Exercise details - Rewrite the records below, changing every "Ensemble Member" to "Ensemble Run" and keeping everything else the same.
---------- Given information
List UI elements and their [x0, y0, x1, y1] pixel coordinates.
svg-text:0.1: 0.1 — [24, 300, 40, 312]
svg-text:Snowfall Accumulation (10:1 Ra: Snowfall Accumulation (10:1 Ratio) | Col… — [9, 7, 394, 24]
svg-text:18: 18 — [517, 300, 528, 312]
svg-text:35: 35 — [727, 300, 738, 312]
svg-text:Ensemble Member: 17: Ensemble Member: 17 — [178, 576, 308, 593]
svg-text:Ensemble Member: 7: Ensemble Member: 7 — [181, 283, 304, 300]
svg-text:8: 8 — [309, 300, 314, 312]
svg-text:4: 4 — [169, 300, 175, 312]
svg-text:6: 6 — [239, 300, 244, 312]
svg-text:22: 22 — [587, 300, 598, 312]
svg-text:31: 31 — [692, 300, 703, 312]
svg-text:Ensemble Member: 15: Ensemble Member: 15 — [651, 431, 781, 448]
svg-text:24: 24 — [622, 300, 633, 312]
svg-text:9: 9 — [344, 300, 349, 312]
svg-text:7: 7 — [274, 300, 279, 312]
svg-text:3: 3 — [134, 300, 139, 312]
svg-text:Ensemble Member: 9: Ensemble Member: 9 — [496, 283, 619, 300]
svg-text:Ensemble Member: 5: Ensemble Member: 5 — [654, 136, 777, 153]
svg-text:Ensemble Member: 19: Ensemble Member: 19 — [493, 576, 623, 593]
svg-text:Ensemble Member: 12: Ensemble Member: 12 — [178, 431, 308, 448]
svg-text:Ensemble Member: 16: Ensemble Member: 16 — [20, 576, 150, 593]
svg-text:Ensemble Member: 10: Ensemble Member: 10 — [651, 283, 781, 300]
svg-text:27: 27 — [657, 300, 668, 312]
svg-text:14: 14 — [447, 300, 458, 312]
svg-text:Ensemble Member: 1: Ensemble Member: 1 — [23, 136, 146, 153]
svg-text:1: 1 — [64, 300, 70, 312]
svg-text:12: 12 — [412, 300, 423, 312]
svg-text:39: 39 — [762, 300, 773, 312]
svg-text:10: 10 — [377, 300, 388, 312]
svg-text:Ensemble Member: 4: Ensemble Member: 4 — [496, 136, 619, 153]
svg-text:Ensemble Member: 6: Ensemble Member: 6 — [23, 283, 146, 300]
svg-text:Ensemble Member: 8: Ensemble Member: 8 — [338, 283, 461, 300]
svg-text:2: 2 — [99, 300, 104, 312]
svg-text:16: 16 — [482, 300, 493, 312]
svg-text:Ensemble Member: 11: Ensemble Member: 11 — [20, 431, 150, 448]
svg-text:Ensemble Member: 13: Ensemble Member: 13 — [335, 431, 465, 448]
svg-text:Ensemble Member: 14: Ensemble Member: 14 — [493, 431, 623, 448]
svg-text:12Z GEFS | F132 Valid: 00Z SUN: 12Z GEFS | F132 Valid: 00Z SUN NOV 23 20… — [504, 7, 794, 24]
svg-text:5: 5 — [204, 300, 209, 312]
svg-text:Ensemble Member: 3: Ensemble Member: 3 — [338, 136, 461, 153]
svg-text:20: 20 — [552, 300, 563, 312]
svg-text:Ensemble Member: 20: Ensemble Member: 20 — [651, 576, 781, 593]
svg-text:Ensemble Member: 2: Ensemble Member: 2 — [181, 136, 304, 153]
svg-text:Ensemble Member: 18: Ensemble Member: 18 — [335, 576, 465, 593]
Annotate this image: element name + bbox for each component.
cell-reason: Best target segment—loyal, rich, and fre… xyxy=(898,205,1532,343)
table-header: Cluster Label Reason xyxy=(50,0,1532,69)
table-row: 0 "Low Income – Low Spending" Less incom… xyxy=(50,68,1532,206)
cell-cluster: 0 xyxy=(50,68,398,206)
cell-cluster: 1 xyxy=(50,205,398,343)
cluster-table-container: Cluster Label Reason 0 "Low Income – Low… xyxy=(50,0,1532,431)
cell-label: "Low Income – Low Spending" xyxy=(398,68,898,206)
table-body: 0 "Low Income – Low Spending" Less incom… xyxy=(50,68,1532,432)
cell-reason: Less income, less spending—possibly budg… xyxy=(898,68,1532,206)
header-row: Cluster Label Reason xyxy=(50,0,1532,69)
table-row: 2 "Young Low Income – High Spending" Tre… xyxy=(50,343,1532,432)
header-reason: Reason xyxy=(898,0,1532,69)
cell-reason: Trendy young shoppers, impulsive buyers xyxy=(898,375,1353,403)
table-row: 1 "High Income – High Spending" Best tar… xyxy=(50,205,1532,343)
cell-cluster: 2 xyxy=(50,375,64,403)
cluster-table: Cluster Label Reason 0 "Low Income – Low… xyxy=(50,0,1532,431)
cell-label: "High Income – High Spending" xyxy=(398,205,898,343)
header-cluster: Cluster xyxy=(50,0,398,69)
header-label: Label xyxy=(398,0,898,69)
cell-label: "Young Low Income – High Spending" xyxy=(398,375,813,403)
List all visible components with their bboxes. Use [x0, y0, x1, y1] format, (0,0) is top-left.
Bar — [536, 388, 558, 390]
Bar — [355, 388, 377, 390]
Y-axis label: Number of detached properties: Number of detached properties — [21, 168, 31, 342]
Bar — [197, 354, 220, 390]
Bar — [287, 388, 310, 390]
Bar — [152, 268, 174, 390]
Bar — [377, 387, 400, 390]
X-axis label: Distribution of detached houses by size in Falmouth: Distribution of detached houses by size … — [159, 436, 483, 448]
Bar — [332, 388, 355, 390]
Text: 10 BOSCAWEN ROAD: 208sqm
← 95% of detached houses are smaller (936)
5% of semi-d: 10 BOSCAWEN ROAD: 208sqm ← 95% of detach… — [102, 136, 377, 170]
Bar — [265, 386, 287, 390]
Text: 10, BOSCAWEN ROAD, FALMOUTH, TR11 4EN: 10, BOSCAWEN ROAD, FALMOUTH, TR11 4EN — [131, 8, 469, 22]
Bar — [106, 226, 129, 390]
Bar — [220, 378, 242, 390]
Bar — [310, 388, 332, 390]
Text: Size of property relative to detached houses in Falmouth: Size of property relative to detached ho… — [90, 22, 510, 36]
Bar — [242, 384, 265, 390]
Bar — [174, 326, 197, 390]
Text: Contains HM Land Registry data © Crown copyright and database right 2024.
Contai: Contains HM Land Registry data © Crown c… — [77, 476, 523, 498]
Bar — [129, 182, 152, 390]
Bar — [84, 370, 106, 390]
--------------------
Completed exercise -
List UI elements and their [x0, y0, x1, y1] pixel coordinates.
svg-text:0.1: 0.1 — [24, 300, 40, 312]
svg-text:Snowfall Accumulation (10:1 Ra: Snowfall Accumulation (10:1 Ratio) | Col… — [9, 7, 394, 24]
svg-text:18: 18 — [517, 300, 528, 312]
svg-text:35: 35 — [727, 300, 738, 312]
svg-text:Ensemble Run: 17: Ensemble Run: 17 — [178, 576, 308, 593]
svg-text:Ensemble Run: 7: Ensemble Run: 7 — [181, 283, 304, 300]
svg-text:8: 8 — [309, 300, 314, 312]
svg-text:4: 4 — [169, 300, 175, 312]
svg-text:6: 6 — [239, 300, 244, 312]
svg-text:22: 22 — [587, 300, 598, 312]
svg-text:31: 31 — [692, 300, 703, 312]
svg-text:Ensemble Run: 15: Ensemble Run: 15 — [651, 431, 781, 448]
svg-text:24: 24 — [622, 300, 633, 312]
svg-text:9: 9 — [344, 300, 349, 312]
svg-text:7: 7 — [274, 300, 279, 312]
svg-text:3: 3 — [134, 300, 139, 312]
svg-text:Ensemble Run: 9: Ensemble Run: 9 — [496, 283, 619, 300]
svg-text:Ensemble Run: 5: Ensemble Run: 5 — [654, 136, 777, 153]
svg-text:Ensemble Run: 19: Ensemble Run: 19 — [493, 576, 623, 593]
svg-text:Ensemble Run: 12: Ensemble Run: 12 — [178, 431, 308, 448]
svg-text:Ensemble Run: 16: Ensemble Run: 16 — [20, 576, 150, 593]
svg-text:Ensemble Run: 10: Ensemble Run: 10 — [651, 283, 781, 300]
svg-text:27: 27 — [657, 300, 668, 312]
svg-text:14: 14 — [447, 300, 458, 312]
svg-text:Ensemble Run: 1: Ensemble Run: 1 — [23, 136, 146, 153]
svg-text:1: 1 — [64, 300, 70, 312]
svg-text:12: 12 — [412, 300, 423, 312]
svg-text:39: 39 — [762, 300, 773, 312]
svg-text:10: 10 — [377, 300, 388, 312]
svg-text:Ensemble Run: 4: Ensemble Run: 4 — [496, 136, 619, 153]
svg-text:Ensemble Run: 6: Ensemble Run: 6 — [23, 283, 146, 300]
svg-text:Ensemble Run: 8: Ensemble Run: 8 — [338, 283, 461, 300]
svg-text:2: 2 — [99, 300, 104, 312]
svg-text:16: 16 — [482, 300, 493, 312]
svg-text:Ensemble Run: 11: Ensemble Run: 11 — [20, 431, 150, 448]
svg-text:Ensemble Run: 13: Ensemble Run: 13 — [335, 431, 465, 448]
svg-text:Ensemble Run: 14: Ensemble Run: 14 — [493, 431, 623, 448]
svg-text:12Z GEFS | F132 Valid: 00Z SUN: 12Z GEFS | F132 Valid: 00Z SUN NOV 23 20… — [504, 7, 794, 24]
svg-text:5: 5 — [204, 300, 209, 312]
svg-text:Ensemble Run: 3: Ensemble Run: 3 — [338, 136, 461, 153]
svg-text:20: 20 — [552, 300, 563, 312]
svg-text:Ensemble Run: 20: Ensemble Run: 20 — [651, 576, 781, 593]
svg-text:Ensemble Run: 2: Ensemble Run: 2 — [181, 136, 304, 153]
svg-text:Ensemble Run: 18: Ensemble Run: 18 — [335, 576, 465, 593]
Annotate this image: element name + bbox for each component.
cell-reason: Best target segment—loyal, rich, and fre… xyxy=(898,205,1532,343)
table-header: Cluster Label Reason xyxy=(50,0,1532,69)
table-row: 0 "Low Income – Low Spending" Less incom… xyxy=(50,68,1532,206)
cell-cluster: 0 xyxy=(50,68,398,206)
cell-cluster: 1 xyxy=(50,205,398,343)
cluster-table-container: Cluster Label Reason 0 "Low Income – Low… xyxy=(50,0,1532,431)
cell-label: "Low Income – Low Spending" xyxy=(398,68,898,206)
table-body: 0 "Low Income – Low Spending" Less incom… xyxy=(50,68,1532,432)
cell-reason: Less income, less spending—possibly budg… xyxy=(898,68,1532,206)
header-row: Cluster Label Reason xyxy=(50,0,1532,69)
table-row: 2 "Young Low Income – High Spending" Tre… xyxy=(50,343,1532,432)
header-reason: Reason xyxy=(898,0,1532,69)
cell-reason: Trendy young shoppers, impulsive buyers xyxy=(898,375,1353,403)
table-row: 1 "High Income – High Spending" Best tar… xyxy=(50,205,1532,343)
cell-cluster: 2 xyxy=(50,375,64,403)
cluster-table: Cluster Label Reason 0 "Low Income – Low… xyxy=(50,0,1532,431)
cell-label: "High Income – High Spending" xyxy=(398,205,898,343)
header-cluster: Cluster xyxy=(50,0,398,69)
header-label: Label xyxy=(398,0,898,69)
cell-label: "Young Low Income – High Spending" xyxy=(398,375,813,403)
List all visible components with their bboxes. Use [x0, y0, x1, y1] format, (0,0) is top-left.
Bar — [536, 388, 558, 390]
Bar — [355, 388, 377, 390]
Y-axis label: Number of detached properties: Number of detached properties — [21, 168, 31, 342]
Bar — [197, 354, 220, 390]
Bar — [287, 388, 310, 390]
Bar — [152, 268, 174, 390]
Bar — [377, 387, 400, 390]
X-axis label: Distribution of detached houses by size in Falmouth: Distribution of detached houses by size … — [159, 436, 483, 448]
Bar — [332, 388, 355, 390]
Text: 10 BOSCAWEN ROAD: 208sqm
← 95% of detached houses are smaller (936)
5% of semi-d: 10 BOSCAWEN ROAD: 208sqm ← 95% of detach… — [102, 136, 377, 170]
Bar — [265, 386, 287, 390]
Text: 10, BOSCAWEN ROAD, FALMOUTH, TR11 4EN: 10, BOSCAWEN ROAD, FALMOUTH, TR11 4EN — [131, 8, 469, 22]
Bar — [106, 226, 129, 390]
Bar — [220, 378, 242, 390]
Bar — [310, 388, 332, 390]
Text: Size of property relative to detached houses in Falmouth: Size of property relative to detached ho… — [90, 22, 510, 36]
Bar — [242, 384, 265, 390]
Bar — [174, 326, 197, 390]
Text: Contains HM Land Registry data © Crown copyright and database right 2024.
Contai: Contains HM Land Registry data © Crown c… — [77, 476, 523, 498]
Bar — [129, 182, 152, 390]
Bar — [84, 370, 106, 390]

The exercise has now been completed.